> [Stated exercise] Copy every line below word for word, with each number and bracket unchanged.

> [Listed records]

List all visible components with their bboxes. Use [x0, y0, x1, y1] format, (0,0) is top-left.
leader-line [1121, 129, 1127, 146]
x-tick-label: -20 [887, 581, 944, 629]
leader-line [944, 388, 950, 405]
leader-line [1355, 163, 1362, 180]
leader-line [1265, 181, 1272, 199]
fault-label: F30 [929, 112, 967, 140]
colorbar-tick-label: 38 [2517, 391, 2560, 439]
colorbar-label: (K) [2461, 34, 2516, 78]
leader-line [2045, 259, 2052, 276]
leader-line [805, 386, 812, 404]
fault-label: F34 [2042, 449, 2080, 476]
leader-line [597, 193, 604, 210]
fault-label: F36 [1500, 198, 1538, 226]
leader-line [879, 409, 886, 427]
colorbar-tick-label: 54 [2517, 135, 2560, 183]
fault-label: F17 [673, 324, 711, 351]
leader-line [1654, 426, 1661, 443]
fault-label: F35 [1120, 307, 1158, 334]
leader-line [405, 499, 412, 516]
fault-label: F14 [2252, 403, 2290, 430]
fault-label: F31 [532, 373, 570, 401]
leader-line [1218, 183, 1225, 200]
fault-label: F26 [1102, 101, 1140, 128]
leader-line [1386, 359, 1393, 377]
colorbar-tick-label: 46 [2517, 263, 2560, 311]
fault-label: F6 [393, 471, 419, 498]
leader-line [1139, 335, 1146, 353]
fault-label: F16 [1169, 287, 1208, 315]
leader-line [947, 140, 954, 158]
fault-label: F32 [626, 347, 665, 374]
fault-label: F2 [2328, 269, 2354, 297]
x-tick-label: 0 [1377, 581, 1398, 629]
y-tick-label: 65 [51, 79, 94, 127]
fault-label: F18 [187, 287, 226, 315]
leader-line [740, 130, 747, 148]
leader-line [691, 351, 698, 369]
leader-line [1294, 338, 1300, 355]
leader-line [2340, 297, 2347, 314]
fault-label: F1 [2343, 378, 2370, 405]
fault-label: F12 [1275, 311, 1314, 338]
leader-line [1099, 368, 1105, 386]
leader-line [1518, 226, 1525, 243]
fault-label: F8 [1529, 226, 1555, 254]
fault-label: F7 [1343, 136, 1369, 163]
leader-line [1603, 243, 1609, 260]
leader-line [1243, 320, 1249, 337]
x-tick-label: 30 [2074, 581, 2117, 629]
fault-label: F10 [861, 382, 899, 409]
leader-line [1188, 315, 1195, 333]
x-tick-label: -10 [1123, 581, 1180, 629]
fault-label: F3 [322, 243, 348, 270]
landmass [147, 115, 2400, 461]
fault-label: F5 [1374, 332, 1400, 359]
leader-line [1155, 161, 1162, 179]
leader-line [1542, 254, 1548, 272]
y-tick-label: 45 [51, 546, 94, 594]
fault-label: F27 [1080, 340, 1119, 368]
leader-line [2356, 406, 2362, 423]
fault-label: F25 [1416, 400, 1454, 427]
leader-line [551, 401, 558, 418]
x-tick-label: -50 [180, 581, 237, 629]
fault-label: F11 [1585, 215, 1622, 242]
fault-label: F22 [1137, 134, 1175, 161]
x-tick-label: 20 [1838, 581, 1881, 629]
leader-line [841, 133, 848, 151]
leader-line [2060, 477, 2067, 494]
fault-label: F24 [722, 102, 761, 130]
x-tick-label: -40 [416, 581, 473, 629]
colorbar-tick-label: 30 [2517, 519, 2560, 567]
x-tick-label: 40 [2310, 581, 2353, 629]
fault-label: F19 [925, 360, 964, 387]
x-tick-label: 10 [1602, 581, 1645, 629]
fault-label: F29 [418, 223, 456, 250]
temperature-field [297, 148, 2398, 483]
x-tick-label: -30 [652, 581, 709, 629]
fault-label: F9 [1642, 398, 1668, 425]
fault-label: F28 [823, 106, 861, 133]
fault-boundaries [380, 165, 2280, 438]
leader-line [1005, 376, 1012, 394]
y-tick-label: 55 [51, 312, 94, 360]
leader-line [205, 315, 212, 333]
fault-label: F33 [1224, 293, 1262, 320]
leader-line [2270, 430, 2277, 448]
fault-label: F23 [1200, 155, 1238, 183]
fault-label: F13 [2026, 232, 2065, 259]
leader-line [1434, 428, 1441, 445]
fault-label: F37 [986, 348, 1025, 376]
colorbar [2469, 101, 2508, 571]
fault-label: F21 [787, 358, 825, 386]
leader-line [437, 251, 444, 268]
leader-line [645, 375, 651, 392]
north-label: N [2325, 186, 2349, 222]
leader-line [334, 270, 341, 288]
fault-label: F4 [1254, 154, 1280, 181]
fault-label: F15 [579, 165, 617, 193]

> [Full output]
List all visible components with their bboxes. Use [x0, y0, x1, y1] format, (0,0) is top-left.
leader-line [1121, 129, 1127, 146]
x-tick-label: -20 [887, 581, 944, 629]
leader-line [944, 388, 950, 405]
leader-line [1355, 163, 1362, 180]
leader-line [1265, 181, 1272, 199]
fault-label: F30 [929, 112, 967, 140]
colorbar-tick-label: 38 [2517, 391, 2560, 439]
colorbar-label: (K) [2461, 34, 2516, 78]
leader-line [2045, 259, 2052, 276]
leader-line [805, 386, 812, 404]
fault-label: F34 [2042, 449, 2080, 476]
leader-line [597, 193, 604, 210]
fault-label: F36 [1500, 198, 1538, 226]
leader-line [879, 409, 886, 427]
colorbar-tick-label: 54 [2517, 135, 2560, 183]
fault-label: F17 [673, 324, 711, 351]
leader-line [1654, 426, 1661, 443]
fault-label: F35 [1120, 307, 1158, 334]
leader-line [405, 499, 412, 516]
fault-label: F14 [2252, 403, 2290, 430]
fault-label: F31 [532, 373, 570, 401]
leader-line [1218, 183, 1225, 200]
fault-label: F26 [1102, 101, 1140, 128]
leader-line [1386, 359, 1393, 377]
colorbar-tick-label: 46 [2517, 263, 2560, 311]
fault-label: F6 [393, 471, 419, 498]
leader-line [1139, 335, 1146, 353]
fault-label: F16 [1169, 287, 1208, 315]
leader-line [947, 140, 954, 158]
fault-label: F32 [626, 347, 665, 374]
fault-label: F2 [2328, 269, 2354, 297]
x-tick-label: 0 [1377, 581, 1398, 629]
y-tick-label: 65 [51, 79, 94, 127]
fault-label: F18 [187, 287, 226, 315]
leader-line [740, 130, 747, 148]
leader-line [691, 351, 698, 369]
leader-line [1294, 338, 1300, 355]
leader-line [2340, 297, 2347, 314]
fault-label: F1 [2343, 378, 2370, 405]
fault-label: F12 [1275, 311, 1314, 338]
leader-line [1099, 368, 1105, 386]
leader-line [1518, 226, 1525, 243]
fault-label: F8 [1529, 226, 1555, 254]
fault-label: F7 [1343, 136, 1369, 163]
leader-line [1603, 243, 1609, 260]
leader-line [1243, 320, 1249, 337]
x-tick-label: 30 [2074, 581, 2117, 629]
fault-label: F10 [861, 382, 899, 409]
leader-line [1188, 315, 1195, 333]
x-tick-label: -10 [1123, 581, 1180, 629]
fault-label: F3 [322, 243, 348, 270]
landmass [147, 115, 2400, 461]
fault-label: F5 [1374, 332, 1400, 359]
leader-line [1155, 161, 1162, 179]
leader-line [1542, 254, 1548, 272]
y-tick-label: 45 [51, 546, 94, 594]
fault-label: F27 [1080, 340, 1119, 368]
leader-line [2356, 406, 2362, 423]
fault-label: F25 [1416, 400, 1454, 427]
leader-line [551, 401, 558, 418]
x-tick-label: -50 [180, 581, 237, 629]
fault-label: F11 [1585, 215, 1622, 242]
fault-label: F22 [1137, 134, 1175, 161]
x-tick-label: 20 [1838, 581, 1881, 629]
leader-line [841, 133, 848, 151]
leader-line [2060, 477, 2067, 494]
fault-label: F24 [722, 102, 761, 130]
x-tick-label: -40 [416, 581, 473, 629]
colorbar-tick-label: 30 [2517, 519, 2560, 567]
x-tick-label: 40 [2310, 581, 2353, 629]
fault-label: F19 [925, 360, 964, 387]
x-tick-label: 10 [1602, 581, 1645, 629]
fault-label: F29 [418, 223, 456, 250]
temperature-field [297, 148, 2398, 483]
x-tick-label: -30 [652, 581, 709, 629]
fault-label: F9 [1642, 398, 1668, 425]
fault-label: F28 [823, 106, 861, 133]
fault-boundaries [380, 165, 2280, 438]
leader-line [1005, 376, 1012, 394]
y-tick-label: 55 [51, 312, 94, 360]
leader-line [205, 315, 212, 333]
fault-label: F33 [1224, 293, 1262, 320]
leader-line [2270, 430, 2277, 448]
fault-label: F23 [1200, 155, 1238, 183]
fault-label: F13 [2026, 232, 2065, 259]
leader-line [1434, 428, 1441, 445]
fault-label: F37 [986, 348, 1025, 376]
colorbar [2469, 101, 2508, 571]
fault-label: F21 [787, 358, 825, 386]
leader-line [437, 251, 444, 268]
leader-line [645, 375, 651, 392]
north-label: N [2325, 186, 2349, 222]
leader-line [334, 270, 341, 288]
fault-label: F4 [1254, 154, 1280, 181]
fault-label: F15 [579, 165, 617, 193]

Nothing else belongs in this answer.